## The exercise
Filter the entries below, keeping only lines with the word "frac".

## Provided records
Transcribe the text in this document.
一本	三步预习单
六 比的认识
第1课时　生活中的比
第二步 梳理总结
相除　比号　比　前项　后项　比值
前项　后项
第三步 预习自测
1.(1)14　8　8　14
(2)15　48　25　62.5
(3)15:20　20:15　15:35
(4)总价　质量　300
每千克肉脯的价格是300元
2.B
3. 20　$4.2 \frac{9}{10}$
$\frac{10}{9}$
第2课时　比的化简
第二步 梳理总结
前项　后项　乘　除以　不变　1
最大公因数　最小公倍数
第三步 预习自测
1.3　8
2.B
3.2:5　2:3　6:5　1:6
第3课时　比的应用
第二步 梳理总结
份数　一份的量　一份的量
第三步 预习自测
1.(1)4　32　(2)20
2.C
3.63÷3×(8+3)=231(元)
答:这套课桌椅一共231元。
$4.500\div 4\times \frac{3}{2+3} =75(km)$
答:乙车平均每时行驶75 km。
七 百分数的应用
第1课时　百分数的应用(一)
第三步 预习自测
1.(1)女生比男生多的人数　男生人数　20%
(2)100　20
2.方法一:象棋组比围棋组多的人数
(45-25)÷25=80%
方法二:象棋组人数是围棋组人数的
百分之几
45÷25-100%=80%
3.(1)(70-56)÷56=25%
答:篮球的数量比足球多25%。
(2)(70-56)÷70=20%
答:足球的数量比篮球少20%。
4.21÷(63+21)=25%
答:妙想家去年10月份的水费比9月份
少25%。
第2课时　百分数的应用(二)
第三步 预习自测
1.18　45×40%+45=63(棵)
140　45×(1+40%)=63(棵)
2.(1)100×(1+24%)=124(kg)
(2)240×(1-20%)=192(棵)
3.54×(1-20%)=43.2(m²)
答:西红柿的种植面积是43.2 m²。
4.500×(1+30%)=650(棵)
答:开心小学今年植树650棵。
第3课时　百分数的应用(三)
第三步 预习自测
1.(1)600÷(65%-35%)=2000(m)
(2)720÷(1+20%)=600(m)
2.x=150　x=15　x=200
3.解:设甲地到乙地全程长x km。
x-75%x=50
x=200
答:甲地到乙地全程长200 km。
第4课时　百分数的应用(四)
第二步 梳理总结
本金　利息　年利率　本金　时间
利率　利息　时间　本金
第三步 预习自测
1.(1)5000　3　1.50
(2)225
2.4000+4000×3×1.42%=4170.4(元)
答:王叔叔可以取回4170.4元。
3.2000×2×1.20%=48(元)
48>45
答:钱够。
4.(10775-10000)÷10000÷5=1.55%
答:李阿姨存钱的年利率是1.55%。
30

## Answer to the exercise
3. 20　$4.2 \frac{9}{10}$
$\frac{10}{9}$
$4.500\div 4\times \frac{3}{2+3} =75(km)$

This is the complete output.